INSTRUCTIONS TO FOLLOW — From the entries below, copy out every line with "JSON" in it.

RECORDS PROVIDED —
━━━━━━━━━━━━━━━━

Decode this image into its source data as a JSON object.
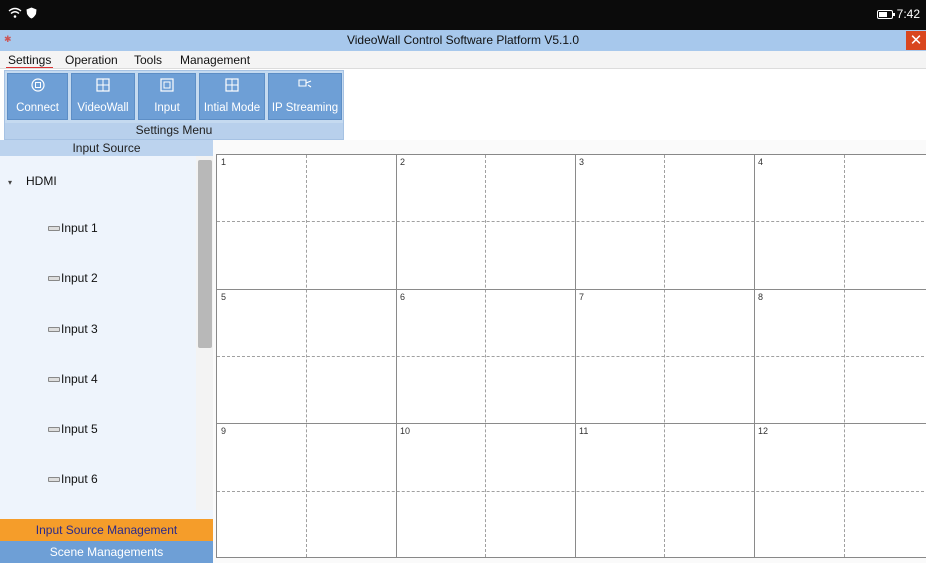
{
  "status_bar": {
    "time": "7:42",
    "icons": [
      "wifi-icon",
      "shield-icon",
      "battery-icon"
    ],
    "battery_level": 0.8
  },
  "window": {
    "title": "VideoWall Control Software Platform V5.1.0",
    "close_label": "✕"
  },
  "menu": {
    "items": [
      {
        "label": "Settings",
        "active": true
      },
      {
        "label": "Operation",
        "active": false
      },
      {
        "label": "Tools",
        "active": false
      },
      {
        "label": "Management",
        "active": false
      }
    ]
  },
  "ribbon": {
    "group_label": "Settings Menu",
    "buttons": [
      {
        "label": "Connect",
        "icon": "connect-icon"
      },
      {
        "label": "VideoWall",
        "icon": "videowall-icon"
      },
      {
        "label": "Input",
        "icon": "input-icon"
      },
      {
        "label": "Intial Mode",
        "icon": "grid-icon"
      },
      {
        "label": "IP Streaming",
        "icon": "streaming-icon"
      }
    ]
  },
  "input_source": {
    "header": "Input Source",
    "group": "HDMI",
    "items": [
      "Input 1",
      "Input 2",
      "Input 3",
      "Input 4",
      "Input 5",
      "Input 6"
    ]
  },
  "nav": {
    "input_source_management": "Input Source Management",
    "scene_managements": "Scene Managements"
  },
  "wall": {
    "screens": [
      "1",
      "2",
      "3",
      "4",
      "5",
      "6",
      "7",
      "8",
      "9",
      "10",
      "11",
      "12"
    ]
  },
  "colors": {
    "title_bar": "#a7c8ec",
    "ribbon_button": "#6e9fd6",
    "close_button": "#d9461e",
    "active_nav": "#f59d2a"
  }
}
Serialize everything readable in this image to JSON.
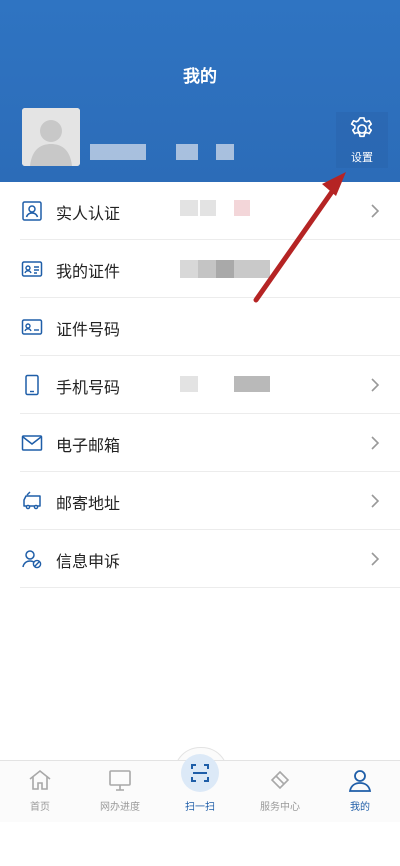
{
  "header": {
    "title": "我的"
  },
  "settings": {
    "label": "设置",
    "icon": "gear-icon"
  },
  "menu": [
    {
      "label": "实人认证",
      "icon": "person-card-icon",
      "chevron": true
    },
    {
      "label": "我的证件",
      "icon": "id-card-icon",
      "chevron": false
    },
    {
      "label": "证件号码",
      "icon": "id-number-icon",
      "chevron": false
    },
    {
      "label": "手机号码",
      "icon": "phone-icon",
      "chevron": true
    },
    {
      "label": "电子邮箱",
      "icon": "mail-icon",
      "chevron": true
    },
    {
      "label": "邮寄地址",
      "icon": "truck-icon",
      "chevron": true
    },
    {
      "label": "信息申诉",
      "icon": "user-appeal-icon",
      "chevron": true
    }
  ],
  "tabs": [
    {
      "label": "首页",
      "icon": "home-icon",
      "active": false
    },
    {
      "label": "网办进度",
      "icon": "monitor-icon",
      "active": false
    },
    {
      "label": "扫一扫",
      "icon": "scan-icon",
      "active": true
    },
    {
      "label": "服务中心",
      "icon": "service-icon",
      "active": false
    },
    {
      "label": "我的",
      "icon": "user-icon",
      "active": true
    }
  ],
  "colors": {
    "header_bg": "#2f74c2",
    "accent": "#1f5ea8",
    "annotation_arrow": "#b52424"
  }
}
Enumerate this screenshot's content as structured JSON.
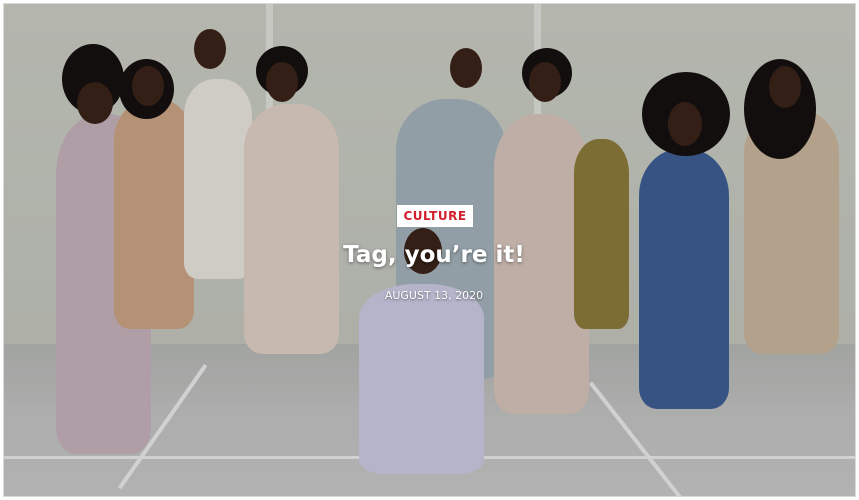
{
  "post": {
    "category": "CULTURE",
    "title": "Tag, you’re it!",
    "date": "AUGUST 13, 2020"
  },
  "colors": {
    "category_text": "#d11f2b",
    "category_bg": "#ffffff",
    "title_text": "#ffffff"
  }
}
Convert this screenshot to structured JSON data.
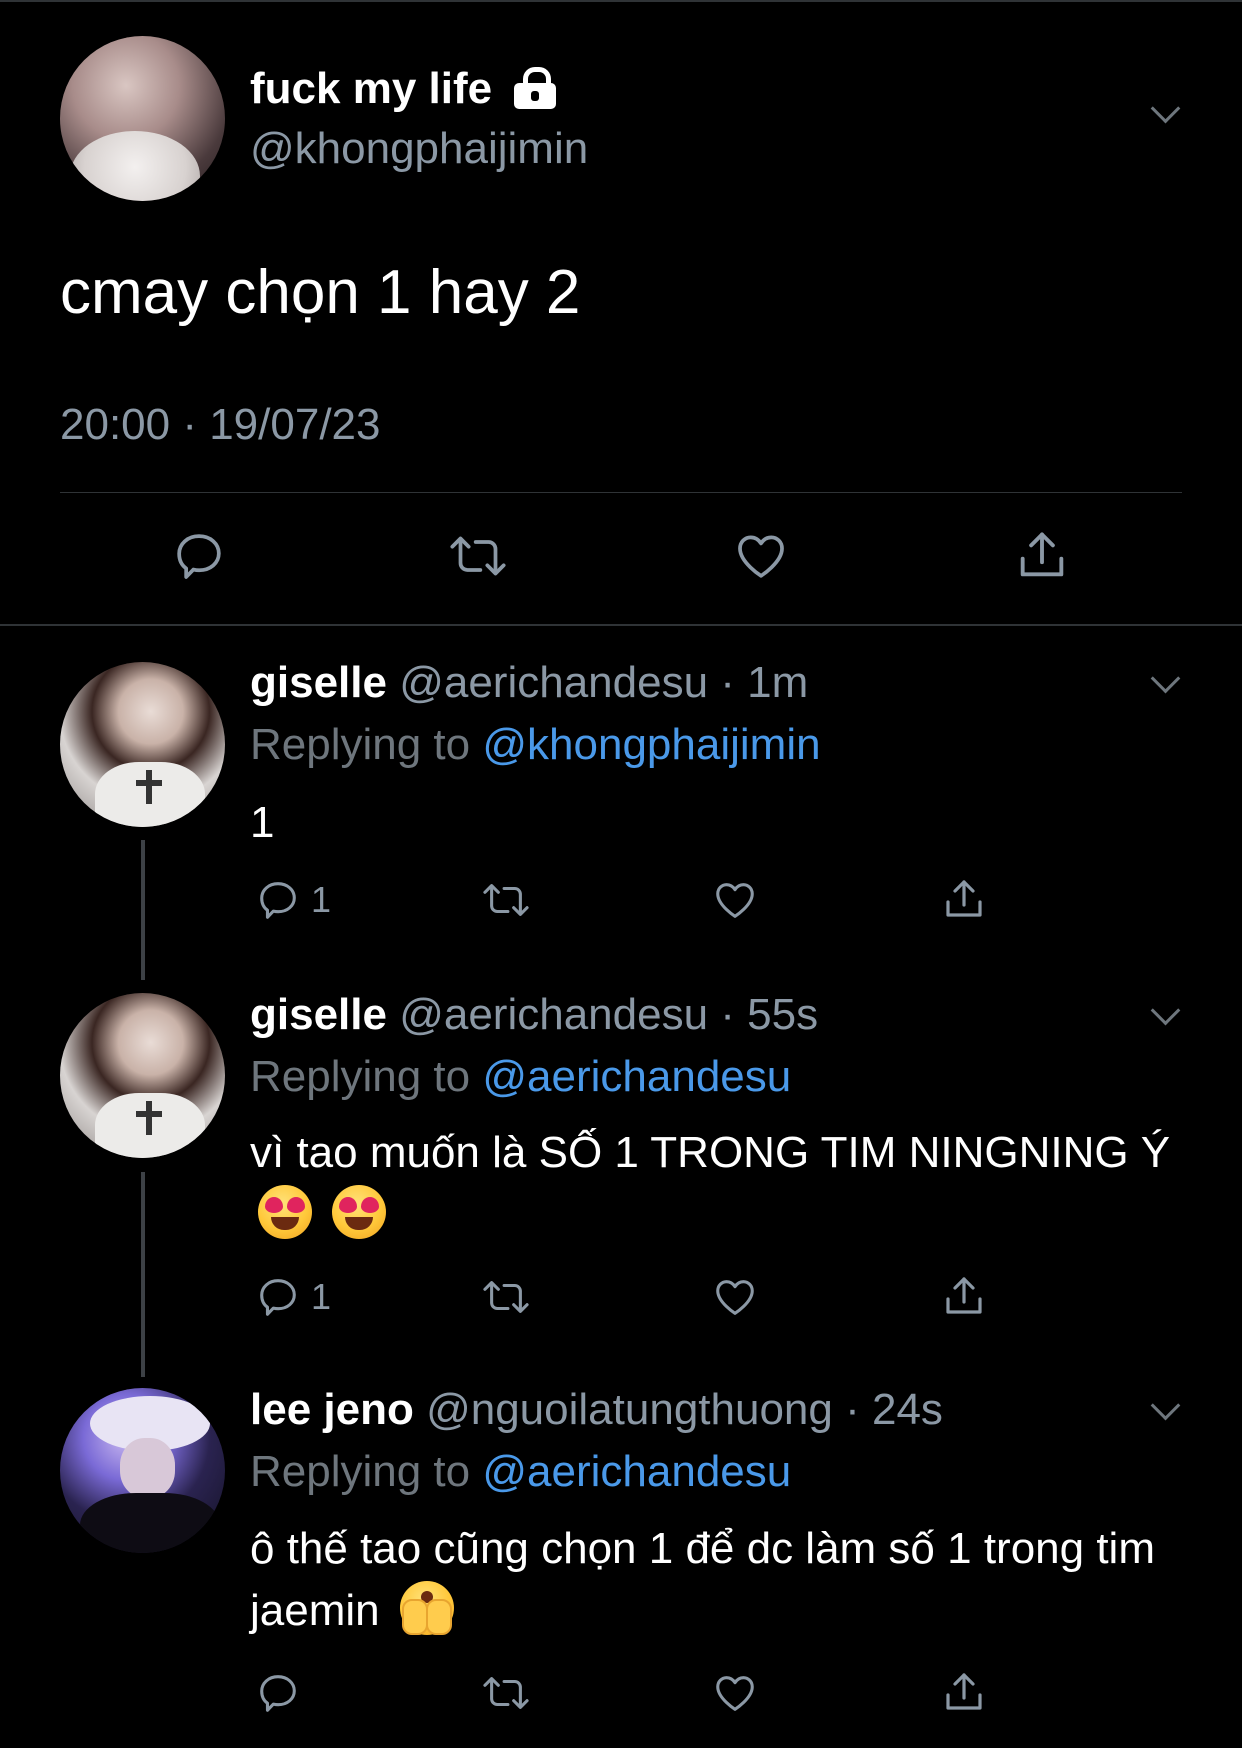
{
  "main_tweet": {
    "display_name": "fuck my life",
    "handle": "@khongphaijimin",
    "text": "cmay chọn 1 hay 2",
    "timestamp": "20:00 · 19/07/23"
  },
  "replies": [
    {
      "display_name": "giselle",
      "handle": "@aerichandesu",
      "time": "1m",
      "replying_prefix": "Replying to",
      "replying_to": "@khongphaijimin",
      "text": "1",
      "emojis": [],
      "reply_count": "1"
    },
    {
      "display_name": "giselle",
      "handle": "@aerichandesu",
      "time": "55s",
      "replying_prefix": "Replying to",
      "replying_to": "@aerichandesu",
      "text": "vì tao muốn là SỐ 1 TRONG TIM NINGNING Ý",
      "emojis": [
        "smiling-face-with-heart-eyes",
        "smiling-face-with-heart-eyes"
      ],
      "reply_count": "1"
    },
    {
      "display_name": "lee jeno",
      "handle": "@nguoilatungthuong",
      "time": "24s",
      "replying_prefix": "Replying to",
      "replying_to": "@aerichandesu",
      "text": "ô thế tao cũng chọn 1 để dc làm số 1 trong tim jaemin",
      "emojis": [
        "face-with-open-eyes-and-hand-over-mouth"
      ],
      "reply_count": ""
    }
  ],
  "separator": " · ",
  "colors": {
    "background": "#000000",
    "text_primary": "#ffffff",
    "text_secondary": "#8b98a5",
    "mention": "#4a99e9",
    "divider": "#2f3336"
  }
}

━━━━━━━━━━━━━━━━

EXPECTED ANSWER —
Decode this image into its source data as a JSON object.
Serialize everything readable in this image to JSON.
Enumerate this screenshot's content as structured JSON.
Convert this screenshot to structured JSON data.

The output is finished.